_Extracted text_.
◇ ◇ ◇ ◇

Neural Networks as ODEs // Megha Bose

Prerequisite:

ResNets Are Discretized ODEs

A standard residual network (ResNet) updates its hidden state as

$$\mathbf{x}_{t+1} = \mathbf{x}_t + f(\mathbf{x}_t,, \theta_t)$$

where $\mathbf{x}_t \in \mathbb{R}^d$ is the hidden state at layer $t$ and $f(\cdot, \theta_t)$ is the residual block at layer $t$. Compare this to Euler’s method applied to the ODE

$$\dot{\mathbf{x}}(t) = f(\mathbf{x}(t),, \theta(t))$$

with step size $h = 1$:

$$\mathbf{x}(t + h) \approx \mathbf{x}(t) + h,f(\mathbf{x}(t),, \theta(t)).$$

A ResNet with $L$ layers corresponds to $L$ Euler steps on a vector field $f$. This observation - that depth in ResNets mimics time in a dynamical system - motivated the Neural ODE framework.

Neural ODEs

Chen et al. (2018) proposed replacing the discrete layer stack entirely with a continuous ODE:

$$\frac{d\mathbf{h}(t)}{dt} = f_\theta(\mathbf{h}(t),, t), \quad \mathbf{h}(0) = \mathbf{x}$$

The output of the network is $\mathbf{h}(T)$ for some terminal time $T$, obtained by solving this IVP with any black-box ODE solver. The number of “effective layers” is not fixed in advance - the solver adaptively chooses how many function evaluations to use.

This yields continuous-depth networks: instead of $L$ discrete transformations, we have a flow in $\mathbb{R}^d$ parameterized by a neural network $f_\theta$.

The Adjoint Method for Backpropagation

Training requires computing $\frac{\partial \mathcal{L}}{\partial \theta}$ where $\mathcal{L}$ is a scalar loss on $\mathbf{h}(T)$. Naively differentiating through all solver steps requires storing intermediate states - $O(L)$ memory for an $L$-step solver. The adjoint method avoids this.

◇ ◇ ◇ ◇

_Written request_.
Reproduce the text on neural networks as ODEs from "with step size" to "evaluations to use.", switching "terminal time" to "final time". The lines after this text are not needed.

_Material_.

◇ ◇ ◇ ◇

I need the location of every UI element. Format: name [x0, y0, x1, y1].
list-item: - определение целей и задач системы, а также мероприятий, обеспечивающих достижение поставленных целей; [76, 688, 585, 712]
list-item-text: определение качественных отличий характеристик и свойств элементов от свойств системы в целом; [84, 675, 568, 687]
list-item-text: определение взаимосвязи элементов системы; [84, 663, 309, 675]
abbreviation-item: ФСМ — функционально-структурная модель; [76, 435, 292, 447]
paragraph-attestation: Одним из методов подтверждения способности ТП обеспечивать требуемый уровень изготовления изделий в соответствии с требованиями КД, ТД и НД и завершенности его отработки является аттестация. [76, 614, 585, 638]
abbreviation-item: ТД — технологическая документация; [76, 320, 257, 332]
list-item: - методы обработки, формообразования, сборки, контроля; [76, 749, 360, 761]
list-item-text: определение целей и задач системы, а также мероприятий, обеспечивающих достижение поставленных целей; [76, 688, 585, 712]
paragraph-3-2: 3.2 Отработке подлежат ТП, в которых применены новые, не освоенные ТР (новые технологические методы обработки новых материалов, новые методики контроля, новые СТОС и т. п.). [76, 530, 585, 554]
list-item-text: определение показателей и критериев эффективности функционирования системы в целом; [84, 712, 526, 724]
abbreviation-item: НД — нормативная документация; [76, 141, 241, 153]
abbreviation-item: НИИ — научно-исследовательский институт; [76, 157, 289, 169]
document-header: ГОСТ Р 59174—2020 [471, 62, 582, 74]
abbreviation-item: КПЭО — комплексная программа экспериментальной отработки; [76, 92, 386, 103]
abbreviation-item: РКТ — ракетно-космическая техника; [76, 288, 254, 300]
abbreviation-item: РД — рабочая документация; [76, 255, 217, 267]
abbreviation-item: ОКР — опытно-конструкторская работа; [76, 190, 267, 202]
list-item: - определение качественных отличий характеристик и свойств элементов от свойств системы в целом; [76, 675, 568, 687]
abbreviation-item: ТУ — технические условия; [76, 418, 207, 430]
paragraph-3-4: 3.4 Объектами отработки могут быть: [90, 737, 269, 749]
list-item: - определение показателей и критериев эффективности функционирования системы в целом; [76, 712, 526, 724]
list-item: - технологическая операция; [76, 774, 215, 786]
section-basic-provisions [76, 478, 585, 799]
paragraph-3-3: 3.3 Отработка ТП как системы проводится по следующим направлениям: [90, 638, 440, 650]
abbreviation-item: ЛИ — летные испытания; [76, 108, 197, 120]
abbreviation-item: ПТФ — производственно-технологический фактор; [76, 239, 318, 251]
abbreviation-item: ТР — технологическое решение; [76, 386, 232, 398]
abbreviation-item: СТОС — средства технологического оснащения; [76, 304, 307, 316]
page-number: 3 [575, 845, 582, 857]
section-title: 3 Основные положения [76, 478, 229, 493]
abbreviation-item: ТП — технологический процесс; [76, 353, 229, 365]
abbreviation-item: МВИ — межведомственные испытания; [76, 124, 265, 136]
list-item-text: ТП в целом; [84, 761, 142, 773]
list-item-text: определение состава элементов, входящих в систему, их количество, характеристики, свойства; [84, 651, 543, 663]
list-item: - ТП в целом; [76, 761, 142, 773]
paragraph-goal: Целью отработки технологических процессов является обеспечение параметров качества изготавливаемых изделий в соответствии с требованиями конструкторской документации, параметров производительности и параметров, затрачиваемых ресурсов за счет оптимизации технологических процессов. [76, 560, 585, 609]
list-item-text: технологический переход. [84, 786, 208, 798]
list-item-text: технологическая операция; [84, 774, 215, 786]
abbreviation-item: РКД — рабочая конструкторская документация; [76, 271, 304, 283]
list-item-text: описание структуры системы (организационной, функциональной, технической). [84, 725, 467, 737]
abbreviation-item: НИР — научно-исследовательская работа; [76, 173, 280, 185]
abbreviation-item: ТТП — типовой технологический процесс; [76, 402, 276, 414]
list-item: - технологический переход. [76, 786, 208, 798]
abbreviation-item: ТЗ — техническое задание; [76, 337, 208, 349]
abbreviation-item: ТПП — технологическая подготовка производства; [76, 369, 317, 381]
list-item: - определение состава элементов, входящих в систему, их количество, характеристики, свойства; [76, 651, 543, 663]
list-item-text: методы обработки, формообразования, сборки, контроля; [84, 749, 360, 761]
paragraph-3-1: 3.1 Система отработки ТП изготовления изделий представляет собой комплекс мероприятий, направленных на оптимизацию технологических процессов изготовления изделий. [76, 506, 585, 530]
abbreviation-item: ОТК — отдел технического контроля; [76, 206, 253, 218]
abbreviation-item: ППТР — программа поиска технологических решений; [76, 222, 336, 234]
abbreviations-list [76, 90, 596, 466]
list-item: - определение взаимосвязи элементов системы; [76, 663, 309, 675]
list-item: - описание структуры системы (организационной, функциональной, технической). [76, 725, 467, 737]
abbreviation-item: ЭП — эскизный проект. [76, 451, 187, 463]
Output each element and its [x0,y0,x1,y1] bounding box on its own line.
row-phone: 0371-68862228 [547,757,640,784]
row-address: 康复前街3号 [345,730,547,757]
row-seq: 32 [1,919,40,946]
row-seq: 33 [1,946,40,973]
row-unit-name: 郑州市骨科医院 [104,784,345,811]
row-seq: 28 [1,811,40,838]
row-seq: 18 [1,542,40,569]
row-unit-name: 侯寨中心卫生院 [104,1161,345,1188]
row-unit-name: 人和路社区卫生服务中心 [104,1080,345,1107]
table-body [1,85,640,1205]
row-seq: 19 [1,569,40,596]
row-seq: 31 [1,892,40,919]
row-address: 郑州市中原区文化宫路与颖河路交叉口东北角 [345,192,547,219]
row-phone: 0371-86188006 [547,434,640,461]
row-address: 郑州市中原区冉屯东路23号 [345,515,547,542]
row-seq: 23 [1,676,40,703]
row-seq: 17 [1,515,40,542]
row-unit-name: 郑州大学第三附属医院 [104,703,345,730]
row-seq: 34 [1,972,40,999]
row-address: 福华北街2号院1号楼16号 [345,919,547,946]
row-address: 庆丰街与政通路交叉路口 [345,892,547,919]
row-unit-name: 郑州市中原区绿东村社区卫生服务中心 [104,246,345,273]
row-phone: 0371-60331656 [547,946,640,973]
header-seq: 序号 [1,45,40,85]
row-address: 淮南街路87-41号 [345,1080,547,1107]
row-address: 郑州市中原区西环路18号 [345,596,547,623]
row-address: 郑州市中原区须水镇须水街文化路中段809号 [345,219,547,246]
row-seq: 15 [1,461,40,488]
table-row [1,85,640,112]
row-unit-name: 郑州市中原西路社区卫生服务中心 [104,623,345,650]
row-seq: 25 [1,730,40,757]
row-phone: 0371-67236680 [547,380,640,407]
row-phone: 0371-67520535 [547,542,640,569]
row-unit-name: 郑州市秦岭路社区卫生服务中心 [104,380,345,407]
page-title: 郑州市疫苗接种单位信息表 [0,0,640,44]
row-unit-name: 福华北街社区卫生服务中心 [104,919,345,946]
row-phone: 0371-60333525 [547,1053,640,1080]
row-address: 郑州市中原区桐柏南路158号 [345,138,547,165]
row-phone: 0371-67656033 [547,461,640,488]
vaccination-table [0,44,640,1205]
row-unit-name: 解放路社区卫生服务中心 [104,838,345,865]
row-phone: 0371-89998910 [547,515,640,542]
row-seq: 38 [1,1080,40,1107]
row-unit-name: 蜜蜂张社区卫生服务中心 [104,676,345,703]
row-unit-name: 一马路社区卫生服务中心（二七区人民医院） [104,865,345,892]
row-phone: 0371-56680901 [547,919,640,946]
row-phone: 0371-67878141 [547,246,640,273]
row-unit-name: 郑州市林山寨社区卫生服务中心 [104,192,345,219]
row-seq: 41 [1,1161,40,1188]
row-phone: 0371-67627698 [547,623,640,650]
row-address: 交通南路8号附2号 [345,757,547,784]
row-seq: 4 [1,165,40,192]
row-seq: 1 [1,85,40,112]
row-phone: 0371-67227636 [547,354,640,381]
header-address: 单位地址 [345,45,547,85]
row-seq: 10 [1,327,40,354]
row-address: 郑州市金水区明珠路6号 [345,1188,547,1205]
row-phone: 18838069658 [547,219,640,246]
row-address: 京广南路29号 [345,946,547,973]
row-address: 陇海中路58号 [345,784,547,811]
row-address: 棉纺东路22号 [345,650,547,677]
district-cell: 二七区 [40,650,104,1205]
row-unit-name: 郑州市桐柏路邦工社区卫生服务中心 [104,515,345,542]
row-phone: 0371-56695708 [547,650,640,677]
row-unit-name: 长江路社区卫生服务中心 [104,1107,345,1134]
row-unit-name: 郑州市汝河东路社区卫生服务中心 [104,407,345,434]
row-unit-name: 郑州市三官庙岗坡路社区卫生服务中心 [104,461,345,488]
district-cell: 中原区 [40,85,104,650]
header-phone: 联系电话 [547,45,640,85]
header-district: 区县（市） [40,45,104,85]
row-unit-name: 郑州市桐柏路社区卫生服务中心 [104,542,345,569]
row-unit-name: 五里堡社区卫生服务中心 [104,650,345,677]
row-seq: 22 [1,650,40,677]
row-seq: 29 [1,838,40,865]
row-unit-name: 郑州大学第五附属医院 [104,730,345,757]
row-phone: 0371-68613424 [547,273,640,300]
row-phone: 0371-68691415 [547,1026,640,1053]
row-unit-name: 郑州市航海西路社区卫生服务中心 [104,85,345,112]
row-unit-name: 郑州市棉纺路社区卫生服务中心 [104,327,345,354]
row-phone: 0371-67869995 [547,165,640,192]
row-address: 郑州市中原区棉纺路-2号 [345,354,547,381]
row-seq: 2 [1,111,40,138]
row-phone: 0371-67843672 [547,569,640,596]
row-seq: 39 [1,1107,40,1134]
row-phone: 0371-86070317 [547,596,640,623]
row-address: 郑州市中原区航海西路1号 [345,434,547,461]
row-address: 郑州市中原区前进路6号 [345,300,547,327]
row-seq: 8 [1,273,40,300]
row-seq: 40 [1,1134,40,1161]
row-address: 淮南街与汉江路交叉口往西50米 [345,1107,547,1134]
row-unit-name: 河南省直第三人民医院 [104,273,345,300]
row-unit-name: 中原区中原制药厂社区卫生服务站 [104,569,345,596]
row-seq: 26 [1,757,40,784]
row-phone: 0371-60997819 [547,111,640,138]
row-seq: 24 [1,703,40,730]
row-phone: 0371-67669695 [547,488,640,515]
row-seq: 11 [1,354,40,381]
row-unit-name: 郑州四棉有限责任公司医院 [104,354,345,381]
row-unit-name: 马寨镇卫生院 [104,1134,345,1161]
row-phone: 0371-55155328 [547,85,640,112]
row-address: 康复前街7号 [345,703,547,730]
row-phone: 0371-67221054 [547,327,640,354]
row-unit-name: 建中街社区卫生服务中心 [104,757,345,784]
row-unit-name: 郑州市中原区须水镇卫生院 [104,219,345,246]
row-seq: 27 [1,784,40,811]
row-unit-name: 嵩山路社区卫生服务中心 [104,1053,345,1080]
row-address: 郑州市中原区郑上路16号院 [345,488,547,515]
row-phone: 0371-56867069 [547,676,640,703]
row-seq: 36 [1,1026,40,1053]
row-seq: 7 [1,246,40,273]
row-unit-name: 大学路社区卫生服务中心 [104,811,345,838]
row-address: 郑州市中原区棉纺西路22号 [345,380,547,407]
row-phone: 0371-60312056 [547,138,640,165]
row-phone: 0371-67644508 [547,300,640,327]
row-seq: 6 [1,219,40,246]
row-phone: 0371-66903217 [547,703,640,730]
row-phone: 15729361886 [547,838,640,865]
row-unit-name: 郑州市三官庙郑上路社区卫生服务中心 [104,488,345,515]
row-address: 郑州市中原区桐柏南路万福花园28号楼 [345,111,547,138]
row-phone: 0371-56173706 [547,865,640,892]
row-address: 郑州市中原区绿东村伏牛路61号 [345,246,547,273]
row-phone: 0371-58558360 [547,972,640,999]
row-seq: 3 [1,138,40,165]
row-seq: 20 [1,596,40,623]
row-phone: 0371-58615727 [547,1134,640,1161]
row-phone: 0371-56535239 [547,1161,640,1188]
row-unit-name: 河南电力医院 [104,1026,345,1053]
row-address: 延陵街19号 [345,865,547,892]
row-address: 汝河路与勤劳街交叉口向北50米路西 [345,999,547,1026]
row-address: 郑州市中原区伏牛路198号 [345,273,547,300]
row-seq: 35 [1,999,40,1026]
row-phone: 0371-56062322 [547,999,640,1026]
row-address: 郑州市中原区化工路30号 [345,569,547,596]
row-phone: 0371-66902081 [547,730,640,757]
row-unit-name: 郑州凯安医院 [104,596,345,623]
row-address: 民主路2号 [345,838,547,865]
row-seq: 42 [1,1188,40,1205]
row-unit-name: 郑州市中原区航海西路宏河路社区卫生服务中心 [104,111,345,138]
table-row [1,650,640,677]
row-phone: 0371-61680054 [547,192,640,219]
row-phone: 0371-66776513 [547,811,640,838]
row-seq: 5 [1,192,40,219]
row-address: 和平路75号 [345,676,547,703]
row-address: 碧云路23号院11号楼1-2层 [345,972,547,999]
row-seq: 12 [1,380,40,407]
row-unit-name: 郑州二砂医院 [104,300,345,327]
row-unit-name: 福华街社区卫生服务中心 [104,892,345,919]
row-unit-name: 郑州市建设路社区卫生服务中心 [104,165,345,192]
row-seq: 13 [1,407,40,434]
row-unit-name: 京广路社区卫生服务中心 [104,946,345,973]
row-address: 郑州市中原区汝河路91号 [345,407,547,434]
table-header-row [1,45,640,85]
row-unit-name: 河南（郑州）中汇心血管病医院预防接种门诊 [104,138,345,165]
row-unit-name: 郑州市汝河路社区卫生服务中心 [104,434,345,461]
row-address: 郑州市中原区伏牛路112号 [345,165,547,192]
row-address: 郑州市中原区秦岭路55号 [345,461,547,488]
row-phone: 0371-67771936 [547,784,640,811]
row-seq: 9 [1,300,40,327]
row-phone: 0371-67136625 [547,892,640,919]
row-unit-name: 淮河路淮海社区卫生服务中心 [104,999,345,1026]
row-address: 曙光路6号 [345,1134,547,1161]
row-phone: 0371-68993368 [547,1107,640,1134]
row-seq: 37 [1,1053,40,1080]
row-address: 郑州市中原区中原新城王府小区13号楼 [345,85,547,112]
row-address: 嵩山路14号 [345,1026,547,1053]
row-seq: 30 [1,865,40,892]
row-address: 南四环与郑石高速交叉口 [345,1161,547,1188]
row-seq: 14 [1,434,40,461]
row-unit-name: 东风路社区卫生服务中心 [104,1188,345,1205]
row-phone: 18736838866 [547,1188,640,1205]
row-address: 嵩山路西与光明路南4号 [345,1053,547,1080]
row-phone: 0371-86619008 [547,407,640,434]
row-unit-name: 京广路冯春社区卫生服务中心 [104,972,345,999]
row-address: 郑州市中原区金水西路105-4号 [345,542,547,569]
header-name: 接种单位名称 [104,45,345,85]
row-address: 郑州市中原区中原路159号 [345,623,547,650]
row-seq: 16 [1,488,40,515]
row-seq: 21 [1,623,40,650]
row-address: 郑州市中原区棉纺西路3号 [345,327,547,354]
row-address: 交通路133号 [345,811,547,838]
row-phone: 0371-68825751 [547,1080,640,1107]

◇ ◇ ◇ ◇

_Solved problem_.
with step size $h = 1$:

$$\mathbf{x}(t + h) \approx \mathbf{x}(t) + h,f(\mathbf{x}(t),, \theta(t)).$$

A ResNet with $L$ layers corresponds to $L$ Euler steps on a vector field $f$. This observation - that depth in ResNets mimics time in a dynamical system - motivated the Neural ODE framework.

Neural ODEs

Chen et al. (2018) proposed replacing the discrete layer stack entirely with a continuous ODE:

$$\frac{d\mathbf{h}(t)}{dt} = f_\theta(\mathbf{h}(t),, t), \quad \mathbf{h}(0) = \mathbf{x}$$

The output of the network is $\mathbf{h}(T)$ for some final time $T$, obtained by solving this IVP with any black-box ODE solver. The number of “effective layers” is not fixed in advance - the solver adaptively chooses how many function evaluations to use.